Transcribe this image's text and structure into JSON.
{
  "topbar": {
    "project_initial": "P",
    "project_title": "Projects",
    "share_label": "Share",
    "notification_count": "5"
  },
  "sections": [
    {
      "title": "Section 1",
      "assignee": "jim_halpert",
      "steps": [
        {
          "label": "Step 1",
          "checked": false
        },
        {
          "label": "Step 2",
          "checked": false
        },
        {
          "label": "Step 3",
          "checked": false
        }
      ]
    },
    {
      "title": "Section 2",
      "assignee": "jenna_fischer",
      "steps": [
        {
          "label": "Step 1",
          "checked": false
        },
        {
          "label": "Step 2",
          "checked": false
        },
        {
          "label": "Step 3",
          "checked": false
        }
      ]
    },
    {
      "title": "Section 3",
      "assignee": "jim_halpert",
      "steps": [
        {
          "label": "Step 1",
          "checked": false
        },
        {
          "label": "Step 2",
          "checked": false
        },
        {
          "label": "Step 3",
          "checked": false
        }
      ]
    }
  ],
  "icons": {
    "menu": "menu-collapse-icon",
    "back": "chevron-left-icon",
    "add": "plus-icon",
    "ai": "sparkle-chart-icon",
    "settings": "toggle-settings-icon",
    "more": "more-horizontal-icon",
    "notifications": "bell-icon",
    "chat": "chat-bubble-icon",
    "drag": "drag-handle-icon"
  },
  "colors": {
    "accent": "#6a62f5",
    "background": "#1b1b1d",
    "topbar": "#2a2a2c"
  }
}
_ _ _ _ _
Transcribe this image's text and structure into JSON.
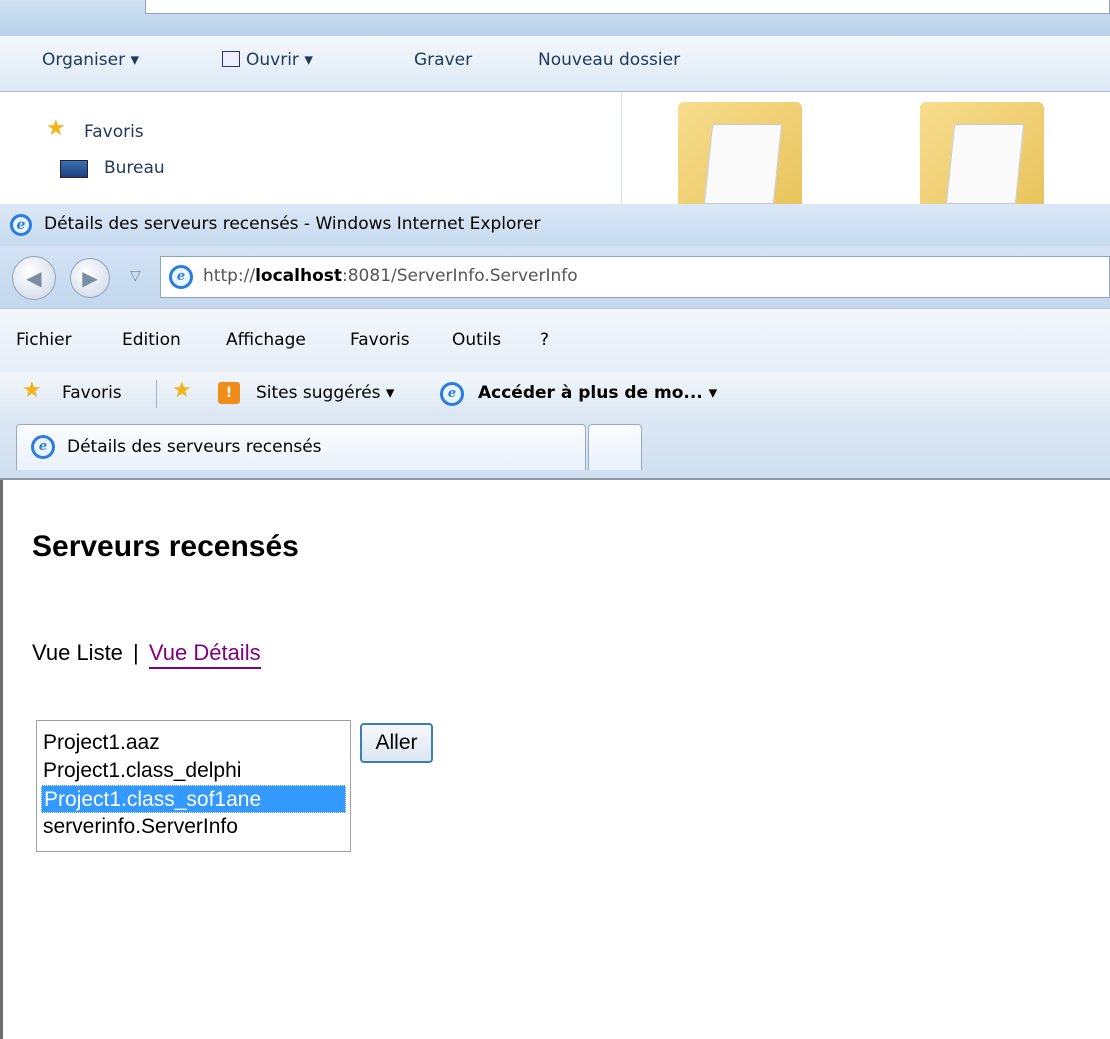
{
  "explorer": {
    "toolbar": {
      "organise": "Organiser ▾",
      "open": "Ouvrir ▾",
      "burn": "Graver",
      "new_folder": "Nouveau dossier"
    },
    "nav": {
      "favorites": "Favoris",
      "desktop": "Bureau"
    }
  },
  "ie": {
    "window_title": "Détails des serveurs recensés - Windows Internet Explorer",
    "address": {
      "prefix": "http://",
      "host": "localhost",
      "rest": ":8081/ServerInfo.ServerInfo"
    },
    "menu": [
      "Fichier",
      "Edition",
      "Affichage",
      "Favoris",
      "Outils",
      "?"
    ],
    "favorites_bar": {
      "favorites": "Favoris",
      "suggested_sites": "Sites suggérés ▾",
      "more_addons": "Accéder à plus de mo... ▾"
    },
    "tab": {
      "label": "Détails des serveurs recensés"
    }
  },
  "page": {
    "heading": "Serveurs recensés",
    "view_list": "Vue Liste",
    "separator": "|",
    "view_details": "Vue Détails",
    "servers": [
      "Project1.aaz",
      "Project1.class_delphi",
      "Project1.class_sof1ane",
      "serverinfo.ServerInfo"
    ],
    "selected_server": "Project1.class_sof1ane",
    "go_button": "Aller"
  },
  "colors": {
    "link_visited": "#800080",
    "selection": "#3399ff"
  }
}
_ _ _ _ _
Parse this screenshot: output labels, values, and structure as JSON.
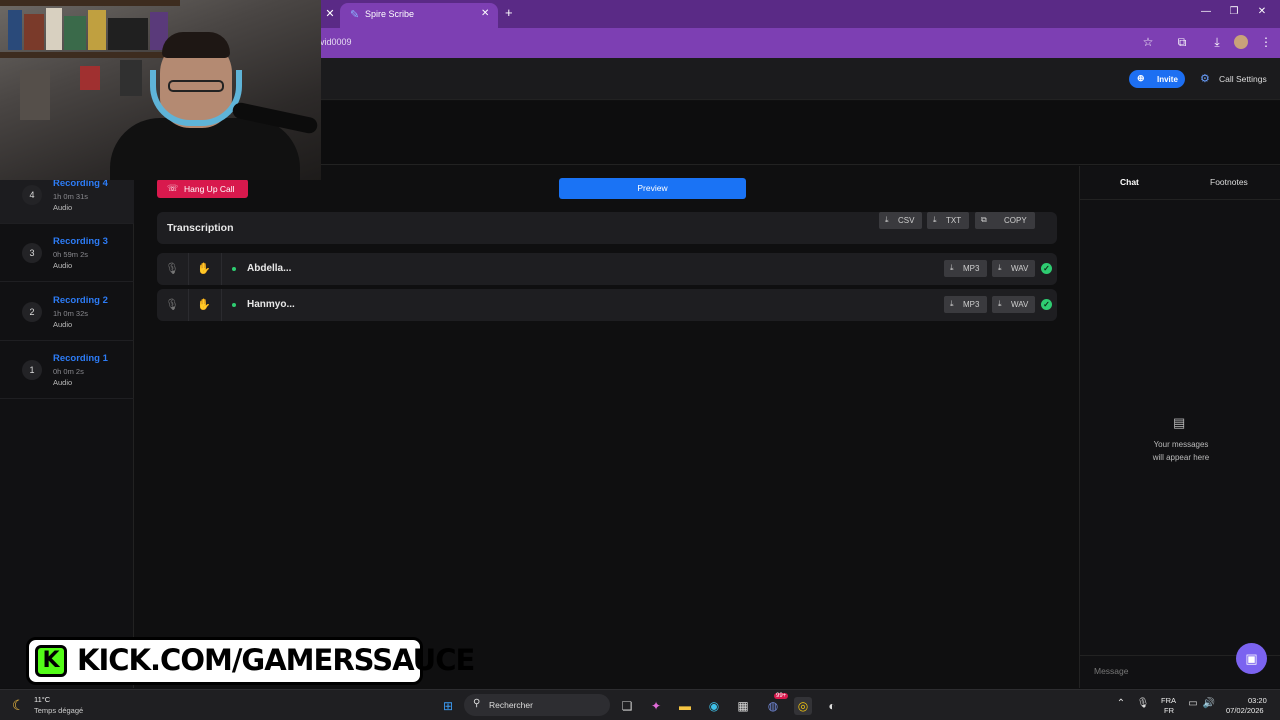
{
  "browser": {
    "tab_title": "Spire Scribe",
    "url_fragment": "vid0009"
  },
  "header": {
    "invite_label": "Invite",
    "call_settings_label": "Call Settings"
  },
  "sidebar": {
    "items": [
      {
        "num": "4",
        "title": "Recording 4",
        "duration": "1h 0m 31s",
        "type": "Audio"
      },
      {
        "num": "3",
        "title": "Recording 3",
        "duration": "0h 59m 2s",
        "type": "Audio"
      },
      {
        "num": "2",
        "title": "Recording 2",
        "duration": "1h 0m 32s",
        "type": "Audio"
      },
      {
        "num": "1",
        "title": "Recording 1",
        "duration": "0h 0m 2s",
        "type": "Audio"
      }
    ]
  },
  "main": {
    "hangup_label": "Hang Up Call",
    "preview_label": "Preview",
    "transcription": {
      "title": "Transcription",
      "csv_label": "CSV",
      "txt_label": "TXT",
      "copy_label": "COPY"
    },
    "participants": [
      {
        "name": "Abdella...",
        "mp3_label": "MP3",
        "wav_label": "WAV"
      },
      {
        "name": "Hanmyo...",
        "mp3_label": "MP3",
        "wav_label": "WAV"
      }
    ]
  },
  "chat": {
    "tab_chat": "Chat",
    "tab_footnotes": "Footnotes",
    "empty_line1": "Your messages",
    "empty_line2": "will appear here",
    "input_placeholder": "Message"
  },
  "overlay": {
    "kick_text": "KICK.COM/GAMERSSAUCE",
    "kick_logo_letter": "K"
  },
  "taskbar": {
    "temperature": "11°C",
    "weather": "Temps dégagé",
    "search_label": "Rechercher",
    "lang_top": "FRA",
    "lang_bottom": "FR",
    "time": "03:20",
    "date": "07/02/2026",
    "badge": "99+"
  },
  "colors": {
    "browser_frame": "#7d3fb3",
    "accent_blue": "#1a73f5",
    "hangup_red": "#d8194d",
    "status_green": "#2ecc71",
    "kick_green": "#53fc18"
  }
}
_ _ _ _ _
Aim of the task:
Report all lines of the data above that include the string "plus".

Task answer:
    "add": "plus-icon",
      "more_addons": "Accéder à plus de mo... ▾"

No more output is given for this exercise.